> **Task inputs**
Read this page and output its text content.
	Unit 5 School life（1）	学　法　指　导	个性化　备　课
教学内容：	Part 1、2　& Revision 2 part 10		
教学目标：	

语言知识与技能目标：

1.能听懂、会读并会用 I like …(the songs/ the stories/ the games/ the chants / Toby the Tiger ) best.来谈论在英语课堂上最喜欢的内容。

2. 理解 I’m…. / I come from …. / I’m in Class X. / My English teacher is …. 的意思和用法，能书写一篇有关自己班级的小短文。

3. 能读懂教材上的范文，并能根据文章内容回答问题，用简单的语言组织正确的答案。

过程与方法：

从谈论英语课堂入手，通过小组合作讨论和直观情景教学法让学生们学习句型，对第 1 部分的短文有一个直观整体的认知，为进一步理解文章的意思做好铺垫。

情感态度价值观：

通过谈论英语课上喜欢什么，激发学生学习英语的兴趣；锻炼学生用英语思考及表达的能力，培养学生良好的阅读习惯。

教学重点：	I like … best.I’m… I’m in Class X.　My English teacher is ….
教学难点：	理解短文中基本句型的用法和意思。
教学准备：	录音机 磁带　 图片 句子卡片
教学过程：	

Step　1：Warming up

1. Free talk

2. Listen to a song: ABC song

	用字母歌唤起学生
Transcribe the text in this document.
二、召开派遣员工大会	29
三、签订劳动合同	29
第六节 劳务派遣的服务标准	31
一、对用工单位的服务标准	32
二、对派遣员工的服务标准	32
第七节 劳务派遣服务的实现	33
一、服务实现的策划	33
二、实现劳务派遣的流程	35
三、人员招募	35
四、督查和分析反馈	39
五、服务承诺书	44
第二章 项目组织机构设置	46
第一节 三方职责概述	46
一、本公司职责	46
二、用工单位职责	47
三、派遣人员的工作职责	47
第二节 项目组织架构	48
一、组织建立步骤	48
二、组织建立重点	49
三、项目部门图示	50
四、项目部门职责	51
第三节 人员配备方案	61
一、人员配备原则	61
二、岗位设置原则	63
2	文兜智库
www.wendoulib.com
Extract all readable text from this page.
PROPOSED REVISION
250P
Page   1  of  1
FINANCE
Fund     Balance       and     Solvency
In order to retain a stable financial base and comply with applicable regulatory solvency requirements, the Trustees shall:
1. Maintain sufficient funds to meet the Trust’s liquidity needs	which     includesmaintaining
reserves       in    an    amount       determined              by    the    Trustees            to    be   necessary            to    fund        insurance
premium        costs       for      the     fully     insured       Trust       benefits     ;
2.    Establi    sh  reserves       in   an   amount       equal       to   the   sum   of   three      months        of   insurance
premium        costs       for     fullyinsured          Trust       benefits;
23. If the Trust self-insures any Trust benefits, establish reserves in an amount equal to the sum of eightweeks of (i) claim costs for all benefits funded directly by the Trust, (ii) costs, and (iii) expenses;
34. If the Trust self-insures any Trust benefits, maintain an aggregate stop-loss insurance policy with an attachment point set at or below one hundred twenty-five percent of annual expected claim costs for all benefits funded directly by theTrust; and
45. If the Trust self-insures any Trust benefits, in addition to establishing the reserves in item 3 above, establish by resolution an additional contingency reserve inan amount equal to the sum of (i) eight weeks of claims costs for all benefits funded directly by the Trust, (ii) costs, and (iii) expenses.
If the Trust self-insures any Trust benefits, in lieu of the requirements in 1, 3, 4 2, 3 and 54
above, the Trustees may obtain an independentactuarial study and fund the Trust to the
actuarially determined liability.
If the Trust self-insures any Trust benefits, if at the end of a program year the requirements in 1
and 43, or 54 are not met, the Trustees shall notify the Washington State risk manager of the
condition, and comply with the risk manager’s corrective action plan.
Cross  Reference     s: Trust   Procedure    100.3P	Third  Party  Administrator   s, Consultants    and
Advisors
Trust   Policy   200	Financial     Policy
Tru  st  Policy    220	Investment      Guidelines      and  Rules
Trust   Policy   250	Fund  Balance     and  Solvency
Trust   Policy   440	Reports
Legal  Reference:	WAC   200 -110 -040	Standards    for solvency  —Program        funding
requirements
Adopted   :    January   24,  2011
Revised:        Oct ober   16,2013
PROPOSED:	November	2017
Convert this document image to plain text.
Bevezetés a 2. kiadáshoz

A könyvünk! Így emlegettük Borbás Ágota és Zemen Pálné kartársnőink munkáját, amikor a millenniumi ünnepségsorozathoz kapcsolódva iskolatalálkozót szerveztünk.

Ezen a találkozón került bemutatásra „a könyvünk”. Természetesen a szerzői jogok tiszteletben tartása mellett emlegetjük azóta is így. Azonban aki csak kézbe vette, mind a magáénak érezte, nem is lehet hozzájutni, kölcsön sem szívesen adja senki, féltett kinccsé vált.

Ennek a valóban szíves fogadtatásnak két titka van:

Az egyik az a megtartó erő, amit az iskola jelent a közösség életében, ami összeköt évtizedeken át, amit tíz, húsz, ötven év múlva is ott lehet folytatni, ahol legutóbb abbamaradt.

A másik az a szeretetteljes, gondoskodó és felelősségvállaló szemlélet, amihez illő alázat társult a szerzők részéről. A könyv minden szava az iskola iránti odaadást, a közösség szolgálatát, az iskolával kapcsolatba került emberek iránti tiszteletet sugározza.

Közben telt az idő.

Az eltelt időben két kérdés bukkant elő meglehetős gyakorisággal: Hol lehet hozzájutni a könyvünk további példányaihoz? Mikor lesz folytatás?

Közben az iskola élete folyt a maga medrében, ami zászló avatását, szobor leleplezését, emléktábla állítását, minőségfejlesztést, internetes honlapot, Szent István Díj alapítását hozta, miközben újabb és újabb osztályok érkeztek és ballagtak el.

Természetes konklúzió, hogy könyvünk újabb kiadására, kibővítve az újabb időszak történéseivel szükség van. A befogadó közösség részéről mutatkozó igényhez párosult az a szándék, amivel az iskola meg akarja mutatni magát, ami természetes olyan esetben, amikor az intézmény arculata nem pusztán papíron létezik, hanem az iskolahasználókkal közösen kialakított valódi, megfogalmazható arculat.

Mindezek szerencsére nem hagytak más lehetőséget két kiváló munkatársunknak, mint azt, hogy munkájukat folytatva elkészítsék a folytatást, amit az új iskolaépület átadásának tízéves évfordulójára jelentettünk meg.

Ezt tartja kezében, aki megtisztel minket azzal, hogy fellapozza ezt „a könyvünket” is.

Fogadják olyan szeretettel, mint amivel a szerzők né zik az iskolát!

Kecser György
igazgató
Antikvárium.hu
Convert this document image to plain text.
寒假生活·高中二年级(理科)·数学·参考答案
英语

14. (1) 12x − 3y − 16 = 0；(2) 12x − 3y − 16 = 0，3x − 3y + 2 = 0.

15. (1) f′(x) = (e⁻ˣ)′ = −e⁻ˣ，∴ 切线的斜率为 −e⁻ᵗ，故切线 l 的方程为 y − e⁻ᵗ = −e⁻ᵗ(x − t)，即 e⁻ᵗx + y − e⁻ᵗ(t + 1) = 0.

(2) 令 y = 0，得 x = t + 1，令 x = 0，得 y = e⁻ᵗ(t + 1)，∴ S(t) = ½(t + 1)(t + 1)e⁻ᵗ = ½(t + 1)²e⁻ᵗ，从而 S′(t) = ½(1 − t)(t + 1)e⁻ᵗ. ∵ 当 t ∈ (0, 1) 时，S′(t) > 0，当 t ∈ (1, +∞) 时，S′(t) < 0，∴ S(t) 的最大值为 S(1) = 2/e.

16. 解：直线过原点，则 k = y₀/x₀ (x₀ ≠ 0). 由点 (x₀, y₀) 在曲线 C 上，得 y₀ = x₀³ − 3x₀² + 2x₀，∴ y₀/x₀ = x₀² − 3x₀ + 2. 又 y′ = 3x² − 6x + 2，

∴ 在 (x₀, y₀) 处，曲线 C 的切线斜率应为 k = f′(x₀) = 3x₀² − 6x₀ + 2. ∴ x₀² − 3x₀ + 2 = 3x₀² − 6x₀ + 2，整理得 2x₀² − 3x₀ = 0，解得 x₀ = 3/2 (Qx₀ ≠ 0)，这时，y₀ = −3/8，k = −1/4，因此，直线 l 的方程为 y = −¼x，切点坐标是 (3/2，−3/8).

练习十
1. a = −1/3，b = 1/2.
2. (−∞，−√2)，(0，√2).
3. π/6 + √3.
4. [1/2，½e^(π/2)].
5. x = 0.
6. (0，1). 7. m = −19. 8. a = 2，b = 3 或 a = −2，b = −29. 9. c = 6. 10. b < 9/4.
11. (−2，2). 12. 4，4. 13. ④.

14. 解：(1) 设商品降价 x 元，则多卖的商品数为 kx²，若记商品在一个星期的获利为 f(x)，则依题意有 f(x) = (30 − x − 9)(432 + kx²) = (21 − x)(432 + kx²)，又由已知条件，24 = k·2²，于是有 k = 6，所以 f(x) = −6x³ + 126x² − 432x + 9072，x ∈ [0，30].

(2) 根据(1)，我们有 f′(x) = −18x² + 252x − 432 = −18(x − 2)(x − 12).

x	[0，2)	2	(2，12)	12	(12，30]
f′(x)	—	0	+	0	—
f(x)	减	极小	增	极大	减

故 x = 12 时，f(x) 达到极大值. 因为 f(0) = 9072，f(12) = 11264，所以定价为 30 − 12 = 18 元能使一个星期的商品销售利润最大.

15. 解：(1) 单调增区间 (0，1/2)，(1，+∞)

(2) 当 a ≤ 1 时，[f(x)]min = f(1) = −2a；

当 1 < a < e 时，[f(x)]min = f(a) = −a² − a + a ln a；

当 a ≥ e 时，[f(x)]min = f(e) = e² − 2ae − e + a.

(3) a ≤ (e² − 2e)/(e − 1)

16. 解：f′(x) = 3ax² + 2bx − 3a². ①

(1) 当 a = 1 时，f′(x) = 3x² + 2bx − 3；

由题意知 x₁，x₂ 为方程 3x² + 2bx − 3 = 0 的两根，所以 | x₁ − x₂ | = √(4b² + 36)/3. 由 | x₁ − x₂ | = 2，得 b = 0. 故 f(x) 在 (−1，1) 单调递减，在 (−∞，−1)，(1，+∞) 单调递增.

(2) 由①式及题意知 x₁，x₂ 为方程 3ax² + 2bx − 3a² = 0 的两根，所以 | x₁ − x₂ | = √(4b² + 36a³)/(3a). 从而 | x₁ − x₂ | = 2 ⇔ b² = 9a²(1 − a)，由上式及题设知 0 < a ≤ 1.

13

> **Exercise goal**
List every line above that contains the word "的方程为".

> **Task answer**
15. (1) f′(x) = (e⁻ˣ)′ = −e⁻ˣ，∴ 切线的斜率为 −e⁻ᵗ，故切线 l 的方程为 y − e⁻ᵗ = −e⁻ᵗ(x − t)，即 e⁻ᵗx + y − e⁻ᵗ(t + 1) = 0.
∴ 在 (x₀, y₀) 处，曲线 C 的切线斜率应为 k = f′(x₀) = 3x₀² − 6x₀ + 2. ∴ x₀² − 3x₀ + 2 = 3x₀² − 6x₀ + 2，整理得 2x₀² − 3x₀ = 0，解得 x₀ = 3/2 (Qx₀ ≠ 0)，这时，y₀ = −3/8，k = −1/4，因此，直线 l 的方程为 y = −¼x，切点坐标是 (3/2，−3/8).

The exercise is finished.